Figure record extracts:
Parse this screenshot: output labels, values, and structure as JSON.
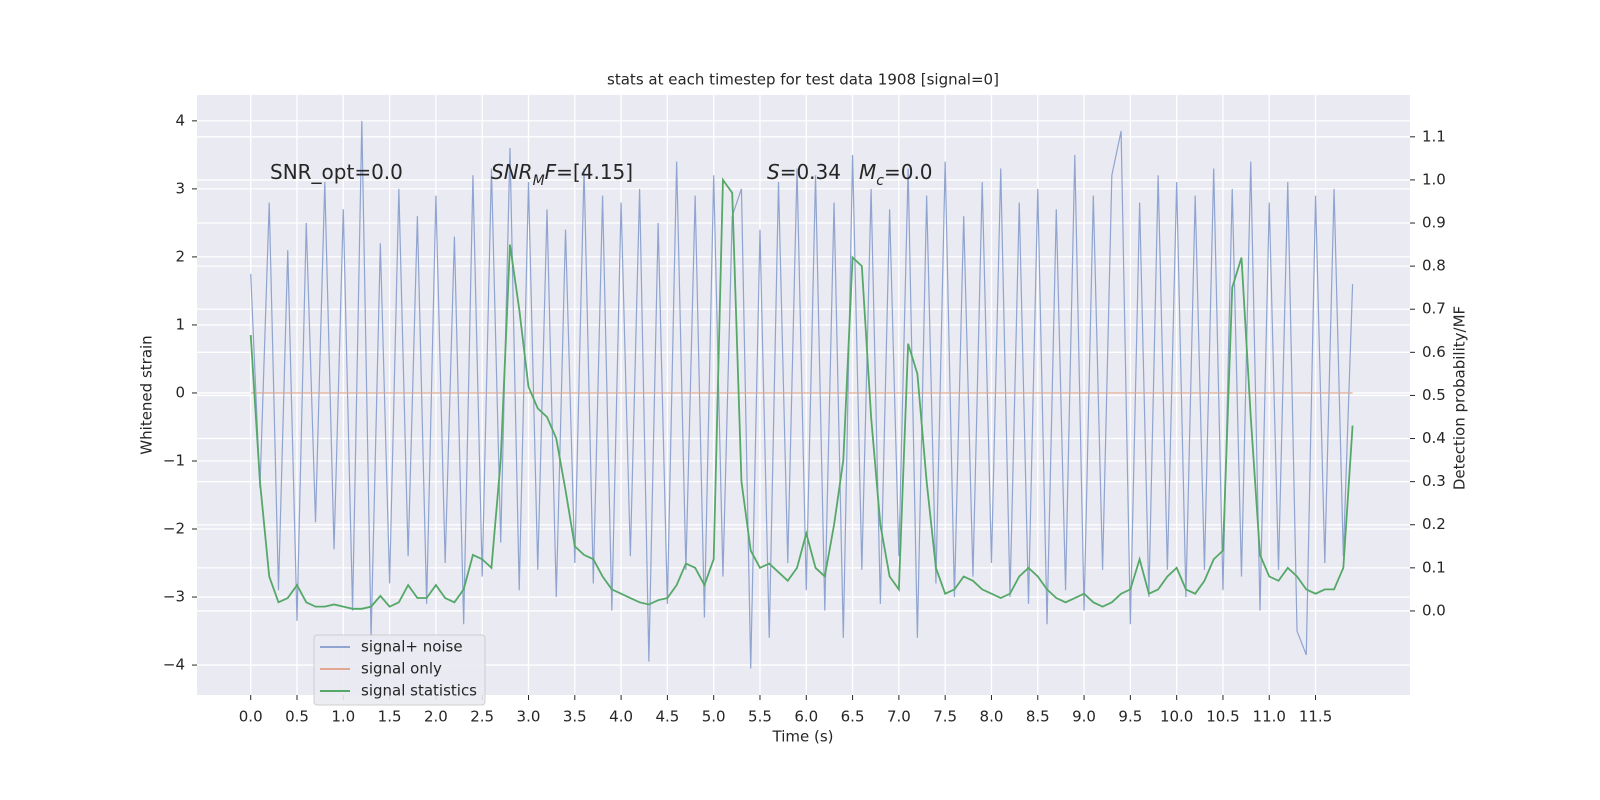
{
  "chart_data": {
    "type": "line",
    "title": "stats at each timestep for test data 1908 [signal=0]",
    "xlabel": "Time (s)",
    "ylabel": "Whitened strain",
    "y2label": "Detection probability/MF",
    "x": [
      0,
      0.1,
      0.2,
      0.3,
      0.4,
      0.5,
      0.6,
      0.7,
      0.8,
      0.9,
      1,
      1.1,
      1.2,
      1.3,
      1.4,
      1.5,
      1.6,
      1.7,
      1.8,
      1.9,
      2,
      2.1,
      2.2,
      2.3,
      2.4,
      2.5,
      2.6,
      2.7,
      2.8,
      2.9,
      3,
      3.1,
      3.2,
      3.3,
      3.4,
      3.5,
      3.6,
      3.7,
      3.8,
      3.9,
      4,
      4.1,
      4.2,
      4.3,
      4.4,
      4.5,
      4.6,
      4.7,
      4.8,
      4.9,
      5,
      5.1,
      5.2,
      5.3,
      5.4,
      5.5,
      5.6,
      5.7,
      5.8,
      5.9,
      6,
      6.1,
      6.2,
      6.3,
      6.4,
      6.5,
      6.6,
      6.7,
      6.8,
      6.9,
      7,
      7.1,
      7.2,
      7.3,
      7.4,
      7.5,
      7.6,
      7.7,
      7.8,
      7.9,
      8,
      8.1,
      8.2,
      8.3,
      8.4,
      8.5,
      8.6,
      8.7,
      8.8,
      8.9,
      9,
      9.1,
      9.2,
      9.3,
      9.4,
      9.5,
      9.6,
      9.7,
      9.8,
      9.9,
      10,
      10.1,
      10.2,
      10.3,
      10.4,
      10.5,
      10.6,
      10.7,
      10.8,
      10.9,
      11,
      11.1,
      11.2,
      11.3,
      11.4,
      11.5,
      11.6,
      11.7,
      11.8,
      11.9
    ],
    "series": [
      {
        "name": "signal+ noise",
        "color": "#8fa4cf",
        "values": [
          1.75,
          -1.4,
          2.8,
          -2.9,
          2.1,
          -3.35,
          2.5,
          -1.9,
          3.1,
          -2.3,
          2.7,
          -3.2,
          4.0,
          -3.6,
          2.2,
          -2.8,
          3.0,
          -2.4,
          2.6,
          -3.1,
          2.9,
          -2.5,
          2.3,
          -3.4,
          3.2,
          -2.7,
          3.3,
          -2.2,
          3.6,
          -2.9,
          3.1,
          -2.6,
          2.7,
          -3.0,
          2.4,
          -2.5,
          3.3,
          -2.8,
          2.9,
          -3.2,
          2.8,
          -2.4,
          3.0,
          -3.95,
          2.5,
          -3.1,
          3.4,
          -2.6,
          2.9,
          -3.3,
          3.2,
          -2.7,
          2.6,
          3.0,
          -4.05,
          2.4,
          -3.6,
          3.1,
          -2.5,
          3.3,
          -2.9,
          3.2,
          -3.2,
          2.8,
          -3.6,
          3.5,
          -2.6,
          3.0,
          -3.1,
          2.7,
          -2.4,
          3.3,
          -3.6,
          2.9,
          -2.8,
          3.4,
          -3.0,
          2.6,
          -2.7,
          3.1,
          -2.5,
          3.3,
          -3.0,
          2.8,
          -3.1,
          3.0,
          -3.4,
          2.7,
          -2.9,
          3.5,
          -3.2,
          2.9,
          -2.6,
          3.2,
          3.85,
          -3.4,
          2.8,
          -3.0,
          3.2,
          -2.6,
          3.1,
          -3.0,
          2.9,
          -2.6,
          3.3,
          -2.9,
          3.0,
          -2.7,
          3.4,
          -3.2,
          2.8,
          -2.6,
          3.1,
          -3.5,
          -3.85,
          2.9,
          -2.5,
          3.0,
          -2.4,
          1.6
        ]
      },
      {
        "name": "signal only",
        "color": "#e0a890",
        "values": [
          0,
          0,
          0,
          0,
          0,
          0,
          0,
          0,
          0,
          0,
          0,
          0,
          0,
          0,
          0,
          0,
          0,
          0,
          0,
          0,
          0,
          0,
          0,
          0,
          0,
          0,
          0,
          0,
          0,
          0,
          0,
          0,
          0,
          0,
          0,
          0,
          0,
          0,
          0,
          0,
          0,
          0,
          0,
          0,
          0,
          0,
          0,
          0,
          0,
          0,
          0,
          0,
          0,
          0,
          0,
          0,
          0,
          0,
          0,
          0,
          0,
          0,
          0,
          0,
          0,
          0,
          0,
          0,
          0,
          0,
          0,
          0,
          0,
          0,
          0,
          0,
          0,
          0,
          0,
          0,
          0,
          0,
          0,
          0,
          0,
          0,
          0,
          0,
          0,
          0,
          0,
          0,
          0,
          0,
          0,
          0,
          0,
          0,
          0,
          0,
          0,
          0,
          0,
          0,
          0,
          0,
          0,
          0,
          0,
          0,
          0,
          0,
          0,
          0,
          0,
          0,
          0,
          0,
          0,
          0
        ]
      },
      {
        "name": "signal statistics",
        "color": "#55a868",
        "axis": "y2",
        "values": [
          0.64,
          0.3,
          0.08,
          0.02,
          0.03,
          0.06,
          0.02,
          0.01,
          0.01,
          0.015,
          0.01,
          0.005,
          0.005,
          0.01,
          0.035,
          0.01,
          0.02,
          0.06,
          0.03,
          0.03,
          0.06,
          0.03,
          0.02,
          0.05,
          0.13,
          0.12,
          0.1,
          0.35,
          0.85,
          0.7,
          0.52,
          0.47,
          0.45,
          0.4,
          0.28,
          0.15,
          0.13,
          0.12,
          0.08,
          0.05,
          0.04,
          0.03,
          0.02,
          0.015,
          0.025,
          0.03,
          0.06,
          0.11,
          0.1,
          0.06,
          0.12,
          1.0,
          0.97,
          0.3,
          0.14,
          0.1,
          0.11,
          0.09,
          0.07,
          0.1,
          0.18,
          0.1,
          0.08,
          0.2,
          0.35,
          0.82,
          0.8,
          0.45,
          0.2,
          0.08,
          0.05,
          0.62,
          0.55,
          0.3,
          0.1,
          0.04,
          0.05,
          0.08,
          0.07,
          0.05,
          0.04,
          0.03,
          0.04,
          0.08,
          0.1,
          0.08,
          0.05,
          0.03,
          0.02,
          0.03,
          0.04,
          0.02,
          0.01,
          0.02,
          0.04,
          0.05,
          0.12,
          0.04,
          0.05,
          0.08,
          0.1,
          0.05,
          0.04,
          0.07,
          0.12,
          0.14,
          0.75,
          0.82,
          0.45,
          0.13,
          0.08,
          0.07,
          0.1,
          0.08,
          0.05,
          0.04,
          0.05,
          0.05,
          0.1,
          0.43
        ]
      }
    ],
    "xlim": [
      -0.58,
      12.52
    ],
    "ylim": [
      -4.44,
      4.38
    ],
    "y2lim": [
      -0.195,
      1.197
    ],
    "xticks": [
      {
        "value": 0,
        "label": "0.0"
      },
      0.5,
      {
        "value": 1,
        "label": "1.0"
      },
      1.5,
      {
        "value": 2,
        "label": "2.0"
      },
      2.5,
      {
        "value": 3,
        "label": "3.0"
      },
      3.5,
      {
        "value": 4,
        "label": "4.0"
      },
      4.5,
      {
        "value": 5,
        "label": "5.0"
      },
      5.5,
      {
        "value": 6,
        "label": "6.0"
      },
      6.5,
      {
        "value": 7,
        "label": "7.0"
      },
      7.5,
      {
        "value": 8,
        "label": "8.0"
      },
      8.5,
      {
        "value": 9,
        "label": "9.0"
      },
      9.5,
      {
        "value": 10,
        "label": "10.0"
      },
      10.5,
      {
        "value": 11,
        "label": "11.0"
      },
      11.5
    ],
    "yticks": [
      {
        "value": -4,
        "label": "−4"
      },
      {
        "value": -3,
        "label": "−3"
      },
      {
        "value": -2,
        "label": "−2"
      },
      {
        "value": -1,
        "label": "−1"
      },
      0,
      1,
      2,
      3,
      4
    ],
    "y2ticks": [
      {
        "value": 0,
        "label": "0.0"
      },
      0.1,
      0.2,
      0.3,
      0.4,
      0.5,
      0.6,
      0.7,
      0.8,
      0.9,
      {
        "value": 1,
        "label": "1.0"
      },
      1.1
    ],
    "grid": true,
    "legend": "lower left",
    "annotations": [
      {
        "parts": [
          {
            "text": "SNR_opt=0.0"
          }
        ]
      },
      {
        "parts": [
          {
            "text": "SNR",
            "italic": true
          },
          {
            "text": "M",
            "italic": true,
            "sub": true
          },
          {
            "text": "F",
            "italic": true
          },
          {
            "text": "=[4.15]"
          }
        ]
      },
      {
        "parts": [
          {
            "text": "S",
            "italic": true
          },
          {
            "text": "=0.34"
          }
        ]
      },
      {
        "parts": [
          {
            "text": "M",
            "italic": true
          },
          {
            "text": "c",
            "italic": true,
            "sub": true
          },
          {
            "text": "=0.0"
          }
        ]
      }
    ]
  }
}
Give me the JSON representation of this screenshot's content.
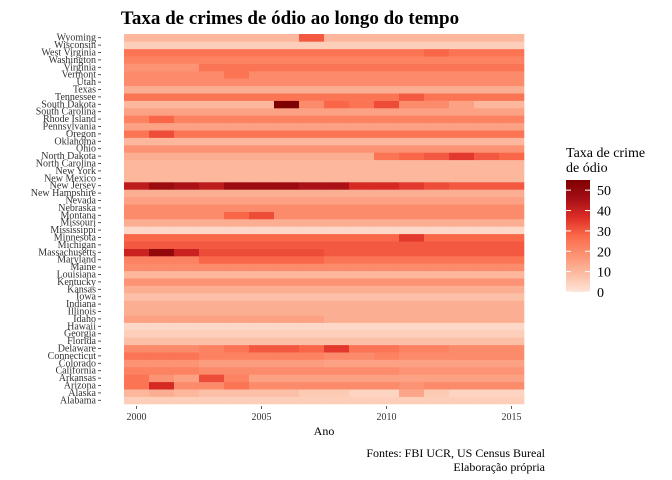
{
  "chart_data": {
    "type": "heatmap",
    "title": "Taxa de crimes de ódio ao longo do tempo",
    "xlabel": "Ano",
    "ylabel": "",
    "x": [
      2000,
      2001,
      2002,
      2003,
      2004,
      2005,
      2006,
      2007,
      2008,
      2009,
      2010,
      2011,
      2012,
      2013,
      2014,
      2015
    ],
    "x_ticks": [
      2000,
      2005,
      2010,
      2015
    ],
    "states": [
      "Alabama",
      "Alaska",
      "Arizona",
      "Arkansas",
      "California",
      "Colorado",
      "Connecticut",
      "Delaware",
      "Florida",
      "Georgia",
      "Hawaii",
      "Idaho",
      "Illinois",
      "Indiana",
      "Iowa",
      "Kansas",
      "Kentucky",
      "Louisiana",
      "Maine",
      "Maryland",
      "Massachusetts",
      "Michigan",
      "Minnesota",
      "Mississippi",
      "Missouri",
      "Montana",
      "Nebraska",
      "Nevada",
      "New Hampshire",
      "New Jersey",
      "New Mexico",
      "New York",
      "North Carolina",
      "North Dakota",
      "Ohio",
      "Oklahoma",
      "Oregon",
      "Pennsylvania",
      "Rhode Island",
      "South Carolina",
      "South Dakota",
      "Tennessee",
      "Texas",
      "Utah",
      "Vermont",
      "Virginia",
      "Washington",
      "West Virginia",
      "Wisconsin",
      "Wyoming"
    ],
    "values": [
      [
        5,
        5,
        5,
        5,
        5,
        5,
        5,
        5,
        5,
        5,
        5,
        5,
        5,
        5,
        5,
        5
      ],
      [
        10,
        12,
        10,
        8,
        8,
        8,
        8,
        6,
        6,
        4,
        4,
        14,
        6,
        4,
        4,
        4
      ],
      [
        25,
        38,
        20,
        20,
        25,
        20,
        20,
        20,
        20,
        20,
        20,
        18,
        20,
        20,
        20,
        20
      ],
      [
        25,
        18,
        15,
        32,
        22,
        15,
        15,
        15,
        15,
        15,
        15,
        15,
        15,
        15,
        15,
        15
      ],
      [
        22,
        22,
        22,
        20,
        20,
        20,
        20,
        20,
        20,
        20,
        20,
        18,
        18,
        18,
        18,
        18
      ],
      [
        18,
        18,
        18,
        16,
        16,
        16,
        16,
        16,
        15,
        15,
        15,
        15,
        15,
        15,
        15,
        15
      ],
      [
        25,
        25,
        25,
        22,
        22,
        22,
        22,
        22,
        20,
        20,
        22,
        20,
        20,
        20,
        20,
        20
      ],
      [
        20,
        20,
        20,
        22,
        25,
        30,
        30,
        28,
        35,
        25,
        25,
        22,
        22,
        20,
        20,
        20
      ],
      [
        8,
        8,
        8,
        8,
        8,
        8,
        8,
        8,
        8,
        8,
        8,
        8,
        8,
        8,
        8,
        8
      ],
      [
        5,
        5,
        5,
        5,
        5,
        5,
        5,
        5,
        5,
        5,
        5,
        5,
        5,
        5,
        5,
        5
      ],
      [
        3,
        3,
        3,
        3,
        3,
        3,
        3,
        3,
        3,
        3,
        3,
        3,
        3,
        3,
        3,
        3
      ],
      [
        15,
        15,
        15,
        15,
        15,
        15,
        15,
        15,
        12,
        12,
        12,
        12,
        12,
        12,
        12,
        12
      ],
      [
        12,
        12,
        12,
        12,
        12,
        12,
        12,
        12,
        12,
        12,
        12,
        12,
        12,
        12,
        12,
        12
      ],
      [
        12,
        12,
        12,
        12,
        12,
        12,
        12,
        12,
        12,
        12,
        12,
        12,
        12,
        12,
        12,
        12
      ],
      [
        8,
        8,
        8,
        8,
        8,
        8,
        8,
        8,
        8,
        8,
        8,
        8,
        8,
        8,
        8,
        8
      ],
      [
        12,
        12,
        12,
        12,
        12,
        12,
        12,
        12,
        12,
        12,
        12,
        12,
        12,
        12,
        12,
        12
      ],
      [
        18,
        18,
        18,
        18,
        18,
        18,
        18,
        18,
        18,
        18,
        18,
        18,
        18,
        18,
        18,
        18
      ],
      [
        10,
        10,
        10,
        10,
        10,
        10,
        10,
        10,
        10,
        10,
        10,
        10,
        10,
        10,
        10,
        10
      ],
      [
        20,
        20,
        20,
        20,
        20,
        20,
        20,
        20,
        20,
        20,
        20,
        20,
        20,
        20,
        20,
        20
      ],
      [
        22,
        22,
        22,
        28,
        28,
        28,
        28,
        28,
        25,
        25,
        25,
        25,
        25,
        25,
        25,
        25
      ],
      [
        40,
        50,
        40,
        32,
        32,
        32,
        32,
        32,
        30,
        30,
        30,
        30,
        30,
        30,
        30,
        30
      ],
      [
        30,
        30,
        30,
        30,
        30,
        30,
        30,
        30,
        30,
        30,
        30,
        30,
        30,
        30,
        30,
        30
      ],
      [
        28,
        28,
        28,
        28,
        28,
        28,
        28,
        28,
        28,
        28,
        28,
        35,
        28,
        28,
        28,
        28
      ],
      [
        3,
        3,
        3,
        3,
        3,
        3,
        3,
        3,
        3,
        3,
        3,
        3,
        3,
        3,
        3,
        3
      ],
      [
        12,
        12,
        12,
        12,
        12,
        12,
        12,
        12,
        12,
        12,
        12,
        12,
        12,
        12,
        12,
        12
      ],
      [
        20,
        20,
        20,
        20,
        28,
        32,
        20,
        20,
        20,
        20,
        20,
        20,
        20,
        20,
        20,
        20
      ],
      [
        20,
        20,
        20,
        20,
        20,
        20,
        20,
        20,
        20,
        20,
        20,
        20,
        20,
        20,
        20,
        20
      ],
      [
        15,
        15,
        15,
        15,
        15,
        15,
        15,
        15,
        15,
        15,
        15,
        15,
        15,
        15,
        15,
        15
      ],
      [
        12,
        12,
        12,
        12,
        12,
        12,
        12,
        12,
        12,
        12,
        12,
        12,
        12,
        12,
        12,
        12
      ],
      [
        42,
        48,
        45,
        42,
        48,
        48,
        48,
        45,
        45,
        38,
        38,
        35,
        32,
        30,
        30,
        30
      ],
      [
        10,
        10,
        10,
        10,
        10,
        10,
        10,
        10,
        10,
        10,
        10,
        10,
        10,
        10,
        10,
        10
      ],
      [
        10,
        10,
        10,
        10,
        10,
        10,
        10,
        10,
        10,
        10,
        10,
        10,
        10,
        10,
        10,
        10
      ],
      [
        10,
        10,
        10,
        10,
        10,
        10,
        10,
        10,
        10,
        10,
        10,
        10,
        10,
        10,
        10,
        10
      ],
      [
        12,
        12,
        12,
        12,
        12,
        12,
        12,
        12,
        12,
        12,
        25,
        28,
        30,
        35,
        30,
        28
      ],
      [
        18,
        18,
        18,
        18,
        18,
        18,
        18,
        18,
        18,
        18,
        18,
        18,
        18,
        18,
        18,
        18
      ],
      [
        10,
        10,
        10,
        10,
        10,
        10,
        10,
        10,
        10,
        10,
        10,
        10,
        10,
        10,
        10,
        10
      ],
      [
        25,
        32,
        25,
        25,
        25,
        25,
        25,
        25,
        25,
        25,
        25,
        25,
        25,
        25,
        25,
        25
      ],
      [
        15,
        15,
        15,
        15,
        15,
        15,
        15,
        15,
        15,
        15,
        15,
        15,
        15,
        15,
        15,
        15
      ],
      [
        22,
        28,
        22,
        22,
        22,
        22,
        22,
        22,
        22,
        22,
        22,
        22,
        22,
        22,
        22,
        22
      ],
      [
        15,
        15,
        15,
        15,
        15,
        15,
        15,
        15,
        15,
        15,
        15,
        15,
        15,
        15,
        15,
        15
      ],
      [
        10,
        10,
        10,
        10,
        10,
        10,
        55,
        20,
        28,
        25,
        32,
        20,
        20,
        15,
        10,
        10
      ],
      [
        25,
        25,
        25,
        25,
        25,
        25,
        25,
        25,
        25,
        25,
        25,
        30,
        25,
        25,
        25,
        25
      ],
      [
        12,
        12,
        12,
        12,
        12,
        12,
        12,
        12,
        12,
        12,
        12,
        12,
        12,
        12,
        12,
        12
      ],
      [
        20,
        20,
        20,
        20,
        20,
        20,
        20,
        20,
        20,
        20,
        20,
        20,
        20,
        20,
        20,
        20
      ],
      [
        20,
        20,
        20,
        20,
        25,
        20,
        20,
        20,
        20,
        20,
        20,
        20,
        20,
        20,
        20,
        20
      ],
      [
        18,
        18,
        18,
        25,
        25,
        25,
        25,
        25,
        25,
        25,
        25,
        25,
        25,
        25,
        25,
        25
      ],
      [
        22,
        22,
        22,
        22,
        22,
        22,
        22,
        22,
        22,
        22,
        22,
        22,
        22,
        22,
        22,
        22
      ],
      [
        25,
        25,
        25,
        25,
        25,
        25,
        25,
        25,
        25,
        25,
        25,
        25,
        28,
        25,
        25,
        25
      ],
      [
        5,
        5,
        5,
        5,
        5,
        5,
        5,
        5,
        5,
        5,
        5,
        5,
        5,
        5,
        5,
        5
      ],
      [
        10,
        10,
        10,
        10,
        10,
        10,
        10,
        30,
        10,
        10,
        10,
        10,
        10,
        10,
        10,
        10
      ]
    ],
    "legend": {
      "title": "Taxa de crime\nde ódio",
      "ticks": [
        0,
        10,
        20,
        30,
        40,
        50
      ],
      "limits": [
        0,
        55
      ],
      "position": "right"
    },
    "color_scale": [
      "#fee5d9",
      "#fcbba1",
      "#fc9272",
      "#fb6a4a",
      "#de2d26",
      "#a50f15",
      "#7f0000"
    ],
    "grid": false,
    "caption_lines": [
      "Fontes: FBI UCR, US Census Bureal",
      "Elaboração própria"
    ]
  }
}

* **Given instruction**:
Take every line from the data above that holds "JSON" and copy it out.

* **Final result**:
Parse this screenshot: output labels, values, and structure as JSON.
Give me the JSON representation of this screenshot's content.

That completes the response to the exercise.